## WHAT YOU SHOULD DO
Wherever the word "Canada" appears in a line, copy that line.
— Start —
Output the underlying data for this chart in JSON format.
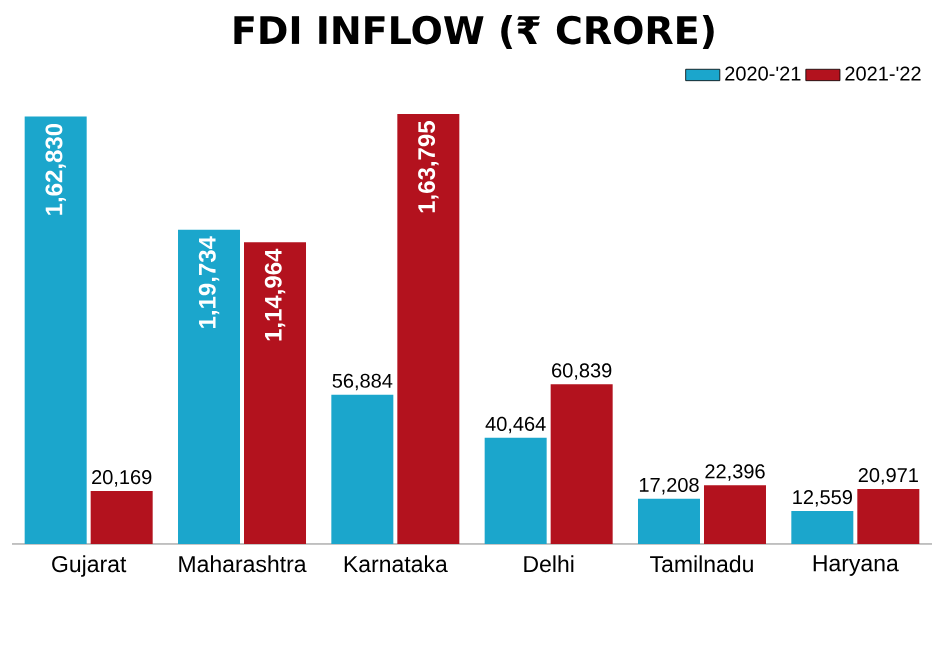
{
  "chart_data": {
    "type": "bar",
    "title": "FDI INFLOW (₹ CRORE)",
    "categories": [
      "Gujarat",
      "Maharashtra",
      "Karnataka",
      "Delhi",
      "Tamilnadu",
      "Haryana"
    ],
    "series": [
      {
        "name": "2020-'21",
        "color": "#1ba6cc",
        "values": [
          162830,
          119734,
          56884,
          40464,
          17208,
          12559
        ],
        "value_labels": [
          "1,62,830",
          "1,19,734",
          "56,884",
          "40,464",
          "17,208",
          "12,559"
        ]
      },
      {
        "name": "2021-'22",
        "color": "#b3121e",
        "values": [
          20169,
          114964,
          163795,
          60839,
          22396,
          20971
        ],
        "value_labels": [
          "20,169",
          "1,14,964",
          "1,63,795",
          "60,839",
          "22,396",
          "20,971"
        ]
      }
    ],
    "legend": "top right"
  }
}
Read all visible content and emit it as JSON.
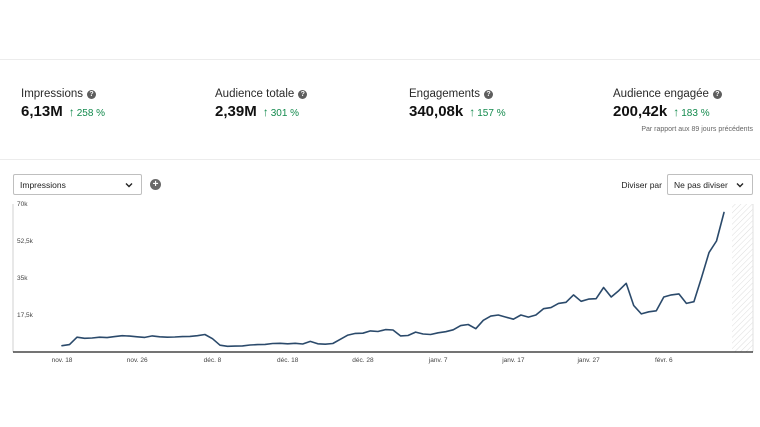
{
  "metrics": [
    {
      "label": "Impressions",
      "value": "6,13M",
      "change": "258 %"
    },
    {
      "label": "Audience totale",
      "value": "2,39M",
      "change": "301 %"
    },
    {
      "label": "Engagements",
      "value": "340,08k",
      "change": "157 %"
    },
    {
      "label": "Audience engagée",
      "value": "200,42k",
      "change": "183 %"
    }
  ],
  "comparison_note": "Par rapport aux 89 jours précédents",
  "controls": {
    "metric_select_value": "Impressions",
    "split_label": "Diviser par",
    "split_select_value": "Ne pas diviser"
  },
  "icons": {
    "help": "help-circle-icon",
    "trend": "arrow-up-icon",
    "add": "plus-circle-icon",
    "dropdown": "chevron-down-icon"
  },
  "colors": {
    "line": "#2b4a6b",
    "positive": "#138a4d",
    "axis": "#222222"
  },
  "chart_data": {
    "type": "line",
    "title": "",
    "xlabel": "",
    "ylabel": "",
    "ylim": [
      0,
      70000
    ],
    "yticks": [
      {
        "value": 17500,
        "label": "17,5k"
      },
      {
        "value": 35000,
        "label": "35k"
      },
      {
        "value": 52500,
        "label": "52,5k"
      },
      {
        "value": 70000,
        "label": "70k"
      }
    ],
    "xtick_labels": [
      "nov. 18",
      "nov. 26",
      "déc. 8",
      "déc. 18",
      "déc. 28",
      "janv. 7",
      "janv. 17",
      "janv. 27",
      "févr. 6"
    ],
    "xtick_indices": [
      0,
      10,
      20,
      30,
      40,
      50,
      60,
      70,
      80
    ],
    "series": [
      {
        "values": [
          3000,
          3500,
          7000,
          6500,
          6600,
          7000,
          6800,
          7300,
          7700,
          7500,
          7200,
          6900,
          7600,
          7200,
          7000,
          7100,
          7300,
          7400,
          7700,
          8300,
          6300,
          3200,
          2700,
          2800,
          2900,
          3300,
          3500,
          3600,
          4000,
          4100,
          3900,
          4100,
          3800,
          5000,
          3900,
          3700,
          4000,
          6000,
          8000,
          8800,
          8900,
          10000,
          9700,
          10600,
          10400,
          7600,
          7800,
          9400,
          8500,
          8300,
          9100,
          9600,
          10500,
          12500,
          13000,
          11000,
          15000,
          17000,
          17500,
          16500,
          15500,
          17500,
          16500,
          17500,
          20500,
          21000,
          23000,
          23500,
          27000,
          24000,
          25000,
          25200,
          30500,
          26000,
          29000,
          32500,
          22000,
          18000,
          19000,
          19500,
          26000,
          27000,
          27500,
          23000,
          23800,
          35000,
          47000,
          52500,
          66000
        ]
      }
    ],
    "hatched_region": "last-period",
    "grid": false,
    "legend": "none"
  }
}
— End —
— Start —
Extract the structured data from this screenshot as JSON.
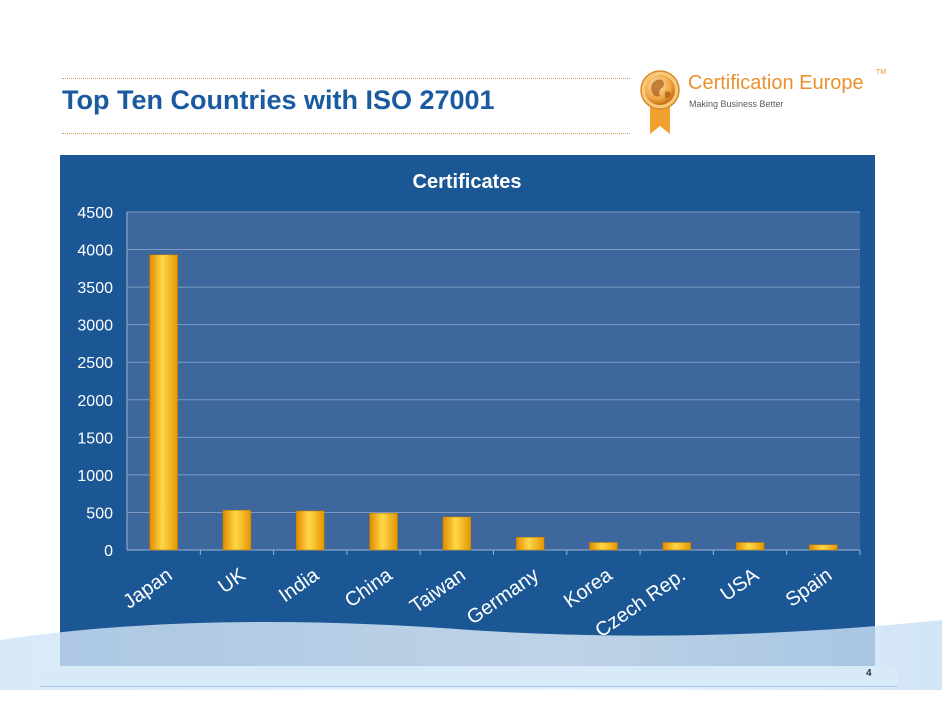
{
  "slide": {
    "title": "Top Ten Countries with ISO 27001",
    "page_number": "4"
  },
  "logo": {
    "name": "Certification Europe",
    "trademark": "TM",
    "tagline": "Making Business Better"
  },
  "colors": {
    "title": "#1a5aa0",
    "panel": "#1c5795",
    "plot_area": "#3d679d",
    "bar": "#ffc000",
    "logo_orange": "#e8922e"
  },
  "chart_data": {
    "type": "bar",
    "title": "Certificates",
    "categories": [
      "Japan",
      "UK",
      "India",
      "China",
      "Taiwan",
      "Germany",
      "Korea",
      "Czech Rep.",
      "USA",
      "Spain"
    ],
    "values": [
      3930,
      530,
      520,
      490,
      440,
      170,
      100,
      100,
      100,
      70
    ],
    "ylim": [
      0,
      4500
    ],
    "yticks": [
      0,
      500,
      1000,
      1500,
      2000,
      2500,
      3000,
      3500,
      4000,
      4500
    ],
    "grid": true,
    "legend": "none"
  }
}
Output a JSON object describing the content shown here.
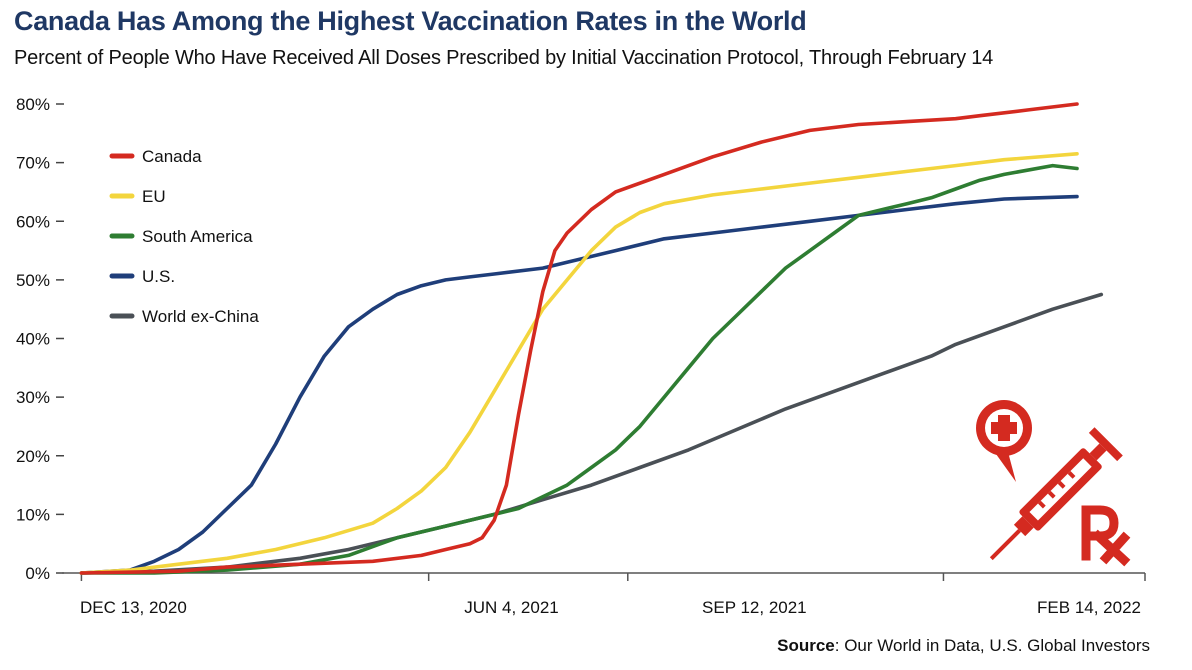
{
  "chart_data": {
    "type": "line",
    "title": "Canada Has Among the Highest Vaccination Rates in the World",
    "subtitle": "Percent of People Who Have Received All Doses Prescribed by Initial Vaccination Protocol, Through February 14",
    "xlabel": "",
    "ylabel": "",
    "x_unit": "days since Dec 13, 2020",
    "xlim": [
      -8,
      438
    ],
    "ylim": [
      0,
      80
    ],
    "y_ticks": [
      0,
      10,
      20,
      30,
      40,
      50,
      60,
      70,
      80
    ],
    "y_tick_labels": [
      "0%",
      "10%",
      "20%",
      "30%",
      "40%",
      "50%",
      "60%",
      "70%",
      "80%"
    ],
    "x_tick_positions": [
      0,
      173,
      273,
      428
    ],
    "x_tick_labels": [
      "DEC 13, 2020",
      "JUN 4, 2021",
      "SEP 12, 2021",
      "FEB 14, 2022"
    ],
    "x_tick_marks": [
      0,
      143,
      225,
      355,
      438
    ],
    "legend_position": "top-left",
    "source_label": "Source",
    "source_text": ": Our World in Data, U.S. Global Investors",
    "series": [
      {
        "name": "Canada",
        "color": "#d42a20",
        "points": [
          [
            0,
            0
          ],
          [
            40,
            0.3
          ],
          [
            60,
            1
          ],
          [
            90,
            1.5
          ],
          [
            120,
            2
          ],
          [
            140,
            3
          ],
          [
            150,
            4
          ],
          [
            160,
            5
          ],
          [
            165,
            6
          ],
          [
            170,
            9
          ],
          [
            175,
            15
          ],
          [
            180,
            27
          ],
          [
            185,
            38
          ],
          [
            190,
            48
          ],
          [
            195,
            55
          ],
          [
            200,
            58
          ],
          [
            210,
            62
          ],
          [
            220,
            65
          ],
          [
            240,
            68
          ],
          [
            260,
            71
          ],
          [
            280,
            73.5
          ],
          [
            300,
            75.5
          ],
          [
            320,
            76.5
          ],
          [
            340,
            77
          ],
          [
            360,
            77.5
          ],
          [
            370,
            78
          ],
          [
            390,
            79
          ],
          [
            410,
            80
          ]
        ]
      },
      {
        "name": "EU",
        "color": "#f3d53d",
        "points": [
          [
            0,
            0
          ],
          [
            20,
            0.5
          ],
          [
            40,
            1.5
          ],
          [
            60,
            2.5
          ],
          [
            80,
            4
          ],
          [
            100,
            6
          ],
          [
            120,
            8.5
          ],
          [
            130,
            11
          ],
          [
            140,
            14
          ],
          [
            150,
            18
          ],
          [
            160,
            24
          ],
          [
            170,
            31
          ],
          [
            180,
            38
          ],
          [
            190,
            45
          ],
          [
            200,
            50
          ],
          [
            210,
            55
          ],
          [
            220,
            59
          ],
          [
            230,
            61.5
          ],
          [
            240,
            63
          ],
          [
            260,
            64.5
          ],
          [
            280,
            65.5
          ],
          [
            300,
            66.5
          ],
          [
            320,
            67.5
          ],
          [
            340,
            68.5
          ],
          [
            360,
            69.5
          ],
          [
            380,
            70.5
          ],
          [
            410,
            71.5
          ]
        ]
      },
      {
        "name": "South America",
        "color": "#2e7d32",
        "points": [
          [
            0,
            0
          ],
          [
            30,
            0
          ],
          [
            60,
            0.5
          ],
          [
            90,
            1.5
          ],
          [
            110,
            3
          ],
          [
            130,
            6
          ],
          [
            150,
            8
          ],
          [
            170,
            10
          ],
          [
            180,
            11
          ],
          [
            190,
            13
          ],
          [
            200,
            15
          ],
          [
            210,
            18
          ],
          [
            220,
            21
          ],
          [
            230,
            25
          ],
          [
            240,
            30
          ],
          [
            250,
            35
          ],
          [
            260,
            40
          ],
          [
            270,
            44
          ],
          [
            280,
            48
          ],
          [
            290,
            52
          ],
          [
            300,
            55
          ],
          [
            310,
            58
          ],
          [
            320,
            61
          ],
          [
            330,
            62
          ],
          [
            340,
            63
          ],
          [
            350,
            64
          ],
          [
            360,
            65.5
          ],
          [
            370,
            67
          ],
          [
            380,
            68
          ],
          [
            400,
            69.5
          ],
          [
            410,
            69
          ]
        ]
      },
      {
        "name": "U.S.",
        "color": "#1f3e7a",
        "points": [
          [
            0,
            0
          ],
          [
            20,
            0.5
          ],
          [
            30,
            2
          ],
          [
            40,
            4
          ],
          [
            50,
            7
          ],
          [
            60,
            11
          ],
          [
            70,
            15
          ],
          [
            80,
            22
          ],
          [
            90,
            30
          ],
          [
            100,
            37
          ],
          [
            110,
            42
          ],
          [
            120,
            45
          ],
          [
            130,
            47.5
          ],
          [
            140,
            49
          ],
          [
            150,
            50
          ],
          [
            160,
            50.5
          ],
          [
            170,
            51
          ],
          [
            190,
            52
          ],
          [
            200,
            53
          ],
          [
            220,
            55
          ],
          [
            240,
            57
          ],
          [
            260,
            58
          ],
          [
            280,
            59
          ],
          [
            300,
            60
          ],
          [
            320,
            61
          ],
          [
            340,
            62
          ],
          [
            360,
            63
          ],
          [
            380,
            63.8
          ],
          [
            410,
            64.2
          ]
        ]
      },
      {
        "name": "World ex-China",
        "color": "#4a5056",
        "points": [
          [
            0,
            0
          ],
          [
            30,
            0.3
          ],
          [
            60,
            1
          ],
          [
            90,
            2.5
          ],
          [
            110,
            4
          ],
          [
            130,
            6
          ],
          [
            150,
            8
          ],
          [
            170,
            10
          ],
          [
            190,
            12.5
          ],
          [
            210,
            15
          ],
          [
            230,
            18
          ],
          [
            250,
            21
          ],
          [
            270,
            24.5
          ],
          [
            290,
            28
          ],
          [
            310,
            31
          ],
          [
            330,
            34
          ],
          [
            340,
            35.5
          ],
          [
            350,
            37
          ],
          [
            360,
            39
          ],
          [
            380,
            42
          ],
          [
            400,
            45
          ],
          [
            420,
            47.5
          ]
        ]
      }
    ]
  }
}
— End —
## COMPLETE OUTPUT
    "title": "Canada Has Among the Highest Vaccination Rates in the World",
        "name": "Canada",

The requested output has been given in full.